# What you should do
Everything in the listing that follows should be reproduced exactly except the pictures.

# Input
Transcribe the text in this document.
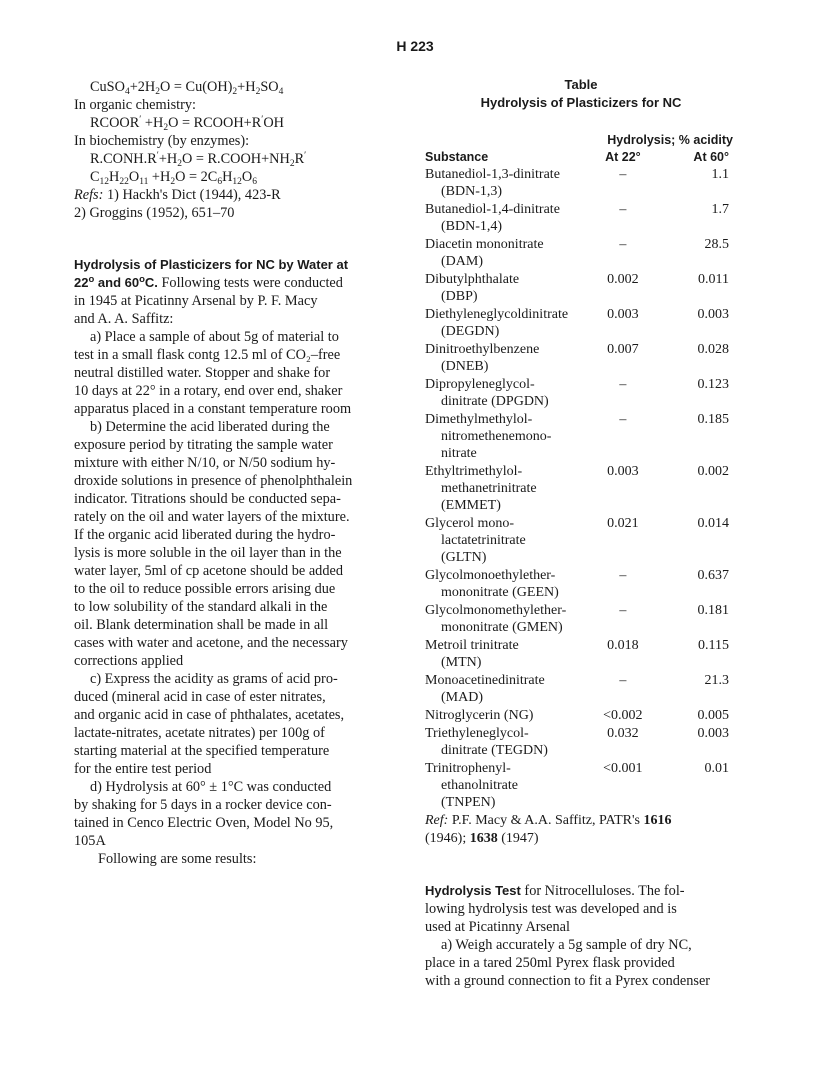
H 223
$CuSO_4+2H_2O = Cu(OH)_2+H_2SO_4$
In organic chemistry:
RCOOR′ $+H_2O$ = RCOOH+R′OH
In biochemistry (by enzymes):
$R.CONH.R'+H_2O$ = $R.COOH+NH_2R'$
$C_{12}H_{22}O_{11} +H_2O = 2C_6H_{12}O_6$
Refs: 1) Hackh's Dict (1944), 423-R
2) Groggins (1952), 651–70
Hydrolysis of Plasticizers for NC by Water at
22$^o$ and 60$^o$C. Following tests were conducted
in 1945 at Picatinny Arsenal by P. F. Macy
and A. A. Saffitz:
a) Place a sample of about 5g of material to
test in a small flask contg 12.5 ml of CO₂–free
neutral distilled water. Stopper and shake for
10 days at 22° in a rotary, end over end, shaker
apparatus placed in a constant temperature room
b) Determine the acid liberated during the
exposure period by titrating the sample water
mixture with either N/10, or N/50 sodium hy-
droxide solutions in presence of phenolphthalein
indicator. Titrations should be conducted sepa-
rately on the oil and water layers of the mixture.
If the organic acid liberated during the hydro-
lysis is more soluble in the oil layer than in the
water layer, 5ml of cp acetone should be added
to the oil to reduce possible errors arising due
to low solubility of the standard alkali in the
oil. Blank determination shall be made in all
cases with water and acetone, and the necessary
corrections applied
c) Express the acidity as grams of acid pro-
duced (mineral acid in case of ester nitrates,
and organic acid in case of phthalates, acetates,
lactate-nitrates, acetate nitrates) per 100g of
starting material at the specified temperature
for the entire test period
d) Hydrolysis at 60° ± 1°C was conducted
by shaking for 5 days in a rocker device con-
tained in Cenco Electric Oven, Model No 95,
105A
Following are some results:
Table
Hydrolysis of Plasticizers for NC
	Hydrolysis; % acidity	
Substance	At 22°	At 60°

Butanediol-1,3-dinitrate
(BDN-1,3)	–	1.1

Butanediol-1,4-dinitrate
(BDN-1,4)	–	1.7

Diacetin mononitrate
(DAM)	–	28.5

Dibutylphthalate
(DBP)	0.002	0.011

Diethyleneglycoldinitrate
(DEGDN)	0.003	0.003

Dinitroethylbenzene
(DNEB)	0.007	0.028

Dipropyleneglycol-
dinitrate (DPGDN)	–	0.123

Dimethylmethylol-
nitromethenemono-
nitrate	–	0.185

Ethyltrimethylol-
methanetrinitrate
(EMMET)	0.003	0.002

Glycerol mono-
lactatetrinitrate
(GLTN)	0.021	0.014

Glycolmonoethylether-
mononitrate (GEEN)	–	0.637

Glycolmonomethylether-
mononitrate (GMEN)	–	0.181

Metroil trinitrate
(MTN)	0.018	0.115

Monoacetinedinitrate
(MAD)	–	21.3

Nitroglycerin (NG)	<0.002	0.005

Triethyleneglycol-
dinitrate (TEGDN)	0.032	0.003

Trinitrophenyl-
ethanolnitrate
(TNPEN)	<0.001	0.01
Ref: P.F. Macy & A.A. Saffitz, PATR's 1616
(1946); 1638 (1947)
Hydrolysis Test for Nitrocelluloses. The fol-
lowing hydrolysis test was developed and is
used at Picatinny Arsenal
a) Weigh accurately a 5g sample of dry NC,
place in a tared 250ml Pyrex flask provided
with a ground connection to fit a Pyrex condenser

# Written answer
Transcribe the text in this document.
H 223
$CuSO_4+2H_2O = Cu(OH)_2+H_2SO_4$
In organic chemistry:
RCOOR′ $+H_2O$ = RCOOH+R′OH
In biochemistry (by enzymes):
$R.CONH.R'+H_2O$ = $R.COOH+NH_2R'$
$C_{12}H_{22}O_{11} +H_2O = 2C_6H_{12}O_6$
Refs: 1) Hackh's Dict (1944), 423-R
2) Groggins (1952), 651–70
Hydrolysis of Plasticizers for NC by Water at
22$^o$ and 60$^o$C. Following tests were conducted
in 1945 at Picatinny Arsenal by P. F. Macy
and A. A. Saffitz:
a) Place a sample of about 5g of material to
test in a small flask contg 12.5 ml of CO₂–free
neutral distilled water. Stopper and shake for
10 days at 22° in a rotary, end over end, shaker
apparatus placed in a constant temperature room
b) Determine the acid liberated during the
exposure period by titrating the sample water
mixture with either N/10, or N/50 sodium hy-
droxide solutions in presence of phenolphthalein
indicator. Titrations should be conducted sepa-
rately on the oil and water layers of the mixture.
If the organic acid liberated during the hydro-
lysis is more soluble in the oil layer than in the
water layer, 5ml of cp acetone should be added
to the oil to reduce possible errors arising due
to low solubility of the standard alkali in the
oil. Blank determination shall be made in all
cases with water and acetone, and the necessary
corrections applied
c) Express the acidity as grams of acid pro-
duced (mineral acid in case of ester nitrates,
and organic acid in case of phthalates, acetates,
lactate-nitrates, acetate nitrates) per 100g of
starting material at the specified temperature
for the entire test period
d) Hydrolysis at 60° ± 1°C was conducted
by shaking for 5 days in a rocker device con-
tained in Cenco Electric Oven, Model No 95,
105A
Following are some results:
Table
Hydrolysis of Plasticizers for NC
	Hydrolysis; % acidity	
Substance	At 22°	At 60°

Butanediol-1,3-dinitrate
(BDN-1,3)	–	1.1

Butanediol-1,4-dinitrate
(BDN-1,4)	–	1.7

Diacetin mononitrate
(DAM)	–	28.5

Dibutylphthalate
(DBP)	0.002	0.011

Diethyleneglycoldinitrate
(DEGDN)	0.003	0.003

Dinitroethylbenzene
(DNEB)	0.007	0.028

Dipropyleneglycol-
dinitrate (DPGDN)	–	0.123

Dimethylmethylol-
nitromethenemono-
nitrate	–	0.185

Ethyltrimethylol-
methanetrinitrate
(EMMET)	0.003	0.002

Glycerol mono-
lactatetrinitrate
(GLTN)	0.021	0.014

Glycolmonoethylether-
mononitrate (GEEN)	–	0.637

Glycolmonomethylether-
mononitrate (GMEN)	–	0.181

Metroil trinitrate
(MTN)	0.018	0.115

Monoacetinedinitrate
(MAD)	–	21.3

Nitroglycerin (NG)	<0.002	0.005

Triethyleneglycol-
dinitrate (TEGDN)	0.032	0.003

Trinitrophenyl-
ethanolnitrate
(TNPEN)	<0.001	0.01
Ref: P.F. Macy & A.A. Saffitz, PATR's 1616
(1946); 1638 (1947)
Hydrolysis Test for Nitrocelluloses. The fol-
lowing hydrolysis test was developed and is
used at Picatinny Arsenal
a) Weigh accurately a 5g sample of dry NC,
place in a tared 250ml Pyrex flask provided
with a ground connection to fit a Pyrex condenser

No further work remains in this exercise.